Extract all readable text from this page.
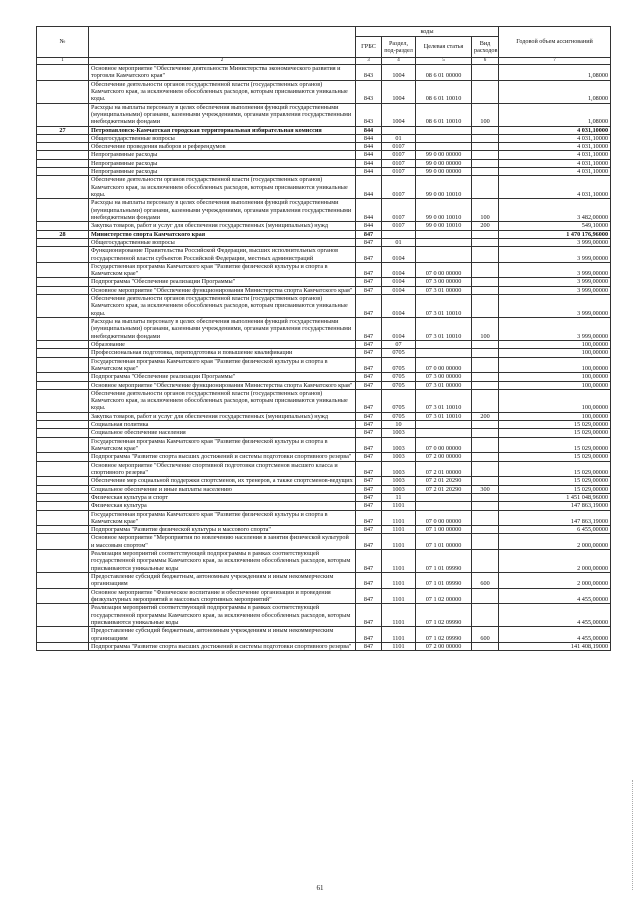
№		коды				Годовой объем ассигнований
		ГРБС	Раздел, под-раздел	Целевая статья	Вид расходов	
1	2	3	4	5	6	7
	Основное мероприятие "Обеспечение деятельности Министерства экономического развития и торговли Камчатского края"	843	1004	08 6 01 00000		1,08000
	Обеспечение деятельности органов государственной власти (государственных органов) Камчатского края, за исключением обособленных расходов, которым присваиваются уникальные коды.	843	1004	08 6 01 10010		1,08000
	Расходы на выплаты персоналу в целях обеспечения выполнения функций государственными (муниципальными) органами, казенными учреждениями, органами управления государственными внебюджетными фондами	843	1004	08 6 01 10010	100	1,08000
27	Петропавловск-Камчатская городская территориальная избирательная комиссия	844				4 031,10000
	Общегосударственные вопросы	844	01			4 031,10000
	Обеспечение проведения выборов и референдумов	844	0107			4 031,10000
	Непрограммные расходы	844	0107	99 0 00 00000		4 031,10000
	Непрограммные расходы	844	0107	99 0 00 00000		4 031,10000
	Непрограммные расходы	844	0107	99 0 00 00000		4 031,10000
	Обеспечение деятельности органов государственной власти (государственных органов) Камчатского края, за исключением обособленных расходов, которым присваиваются уникальные коды.	844	0107	99 0 00 10010		4 031,10000
	Расходы на выплаты персоналу в целях обеспечения выполнения функций государственными (муниципальными) органами, казенными учреждениями, органами управления государственными внебюджетными фондами	844	0107	99 0 00 10010	100	3 482,00000
	Закупка товаров, работ и услуг для обеспечения государственных (муниципальных) нужд	844	0107	99 0 00 10010	200	549,10000
28	Министерство спорта Камчатского края	847				1 470 176,96000
	Общегосударственные вопросы	847	01			3 999,00000
	Функционирование Правительства Российской Федерации, высших исполнительных органов государственной власти субъектов Российской Федерации, местных администраций	847	0104			3 999,00000
	Государственная программа Камчатского края "Развитие физической культуры и спорта в Камчатском крае"	847	0104	07 0 00 00000		3 999,00000
	Подпрограмма "Обеспечение реализации Программы"	847	0104	07 3 00 00000		3 999,00000
	Основное мероприятие "Обеспечение функционирования Министерства спорта Камчатского края"	847	0104	07 3 01 00000		3 999,00000
	Обеспечение деятельности органов государственной власти (государственных органов) Камчатского края, за исключением обособленных расходов, которым присваиваются уникальные коды.	847	0104	07 3 01 10010		3 999,00000
	Расходы на выплаты персоналу в целях обеспечения выполнения функций государственными (муниципальными) органами, казенными учреждениями, органами управления государственными внебюджетными фондами	847	0104	07 3 01 10010	100	3 999,00000
	Образование	847	07			100,00000
	Профессиональная подготовка, переподготовка и повышение квалификации	847	0705			100,00000
	Государственная программа Камчатского края "Развитие физической культуры и спорта в Камчатском крае"	847	0705	07 0 00 00000		100,00000
	Подпрограмма "Обеспечение реализации Программы"	847	0705	07 3 00 00000		100,00000
	Основное мероприятие "Обеспечение функционирования Министерства спорта Камчатского края"	847	0705	07 3 01 00000		100,00000
	Обеспечение деятельности органов государственной власти (государственных органов) Камчатского края, за исключением обособленных расходов, которым присваиваются уникальные коды.	847	0705	07 3 01 10010		100,00000
	Закупка товаров, работ и услуг для обеспечения государственных (муниципальных) нужд	847	0705	07 3 01 10010	200	100,00000
	Социальная политика	847	10			15 029,00000
	Социальное обеспечение населения	847	1003			15 029,00000
	Государственная программа Камчатского края "Развитие физической культуры и спорта в Камчатском крае"	847	1003	07 0 00 00000		15 029,00000
	Подпрограмма "Развитие спорта высших достижений и системы подготовки спортивного резерва"	847	1003	07 2 00 00000		15 029,00000
	Основное мероприятие "Обеспечение спортивной подготовки спортсменов высшего класса и спортивного резерва"	847	1003	07 2 01 00000		15 029,00000
	Обеспечение мер социальной поддержки спортсменов, их тренеров, а также спортсменов-ведущих	847	1003	07 2 01 20290		15 029,00000
	Социальное обеспечение и иные выплаты населению	847	1003	07 2 01 20290	300	15 029,00000
	Физическая культура и спорт	847	11			1 451 048,96000
	Физическая культура	847	1101			147 863,19000
	Государственная программа Камчатского края "Развитие физической культуры и спорта в Камчатском крае"	847	1101	07 0 00 00000		147 863,19000
	Подпрограмма "Развитие физической культуры и массового спорта"	847	1101	07 1 00 00000		6 455,00000
	Основное мероприятие "Мероприятия по вовлечению населения в занятия физической культурой и массовым спортом"	847	1101	07 1 01 00000		2 000,00000
	Реализация мероприятий соответствующей подпрограммы в рамках соответствующей государственной программы Камчатского края, за исключением обособленных расходов, которым присваиваются уникальные коды	847	1101	07 1 01 09990		2 000,00000
	Предоставление субсидий бюджетным, автономным учреждениям и иным некоммерческим организациям	847	1101	07 1 01 09990	600	2 000,00000
	Основное мероприятие "Физическое воспитание и обеспечение организации и проведения физкультурных мероприятий и массовых спортивных мероприятий"	847	1101	07 1 02 00000		4 455,00000
	Реализация мероприятий соответствующей подпрограммы в рамках соответствующей государственной программы Камчатского края, за исключением обособленных расходов, которым присваиваются уникальные коды	847	1101	07 1 02 09990		4 455,00000
	Предоставление субсидий бюджетным, автономным учреждениям и иным некоммерческим организациям	847	1101	07 1 02 09990	600	4 455,00000
	Подпрограмма "Развитие спорта высших достижений и системы подготовки спортивного резерва"	847	1101	07 2 00 00000		141 408,19000
61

════

Goal
Look through the records and gather every line containing "нужд".

Full solution
	Закупка товаров, работ и услуг для обеспечения государственных (муниципальных) нужд	844	0107	99 0 00 10010	200	549,10000
	Закупка товаров, работ и услуг для обеспечения государственных (муниципальных) нужд	847	0705	07 3 01 10010	200	100,00000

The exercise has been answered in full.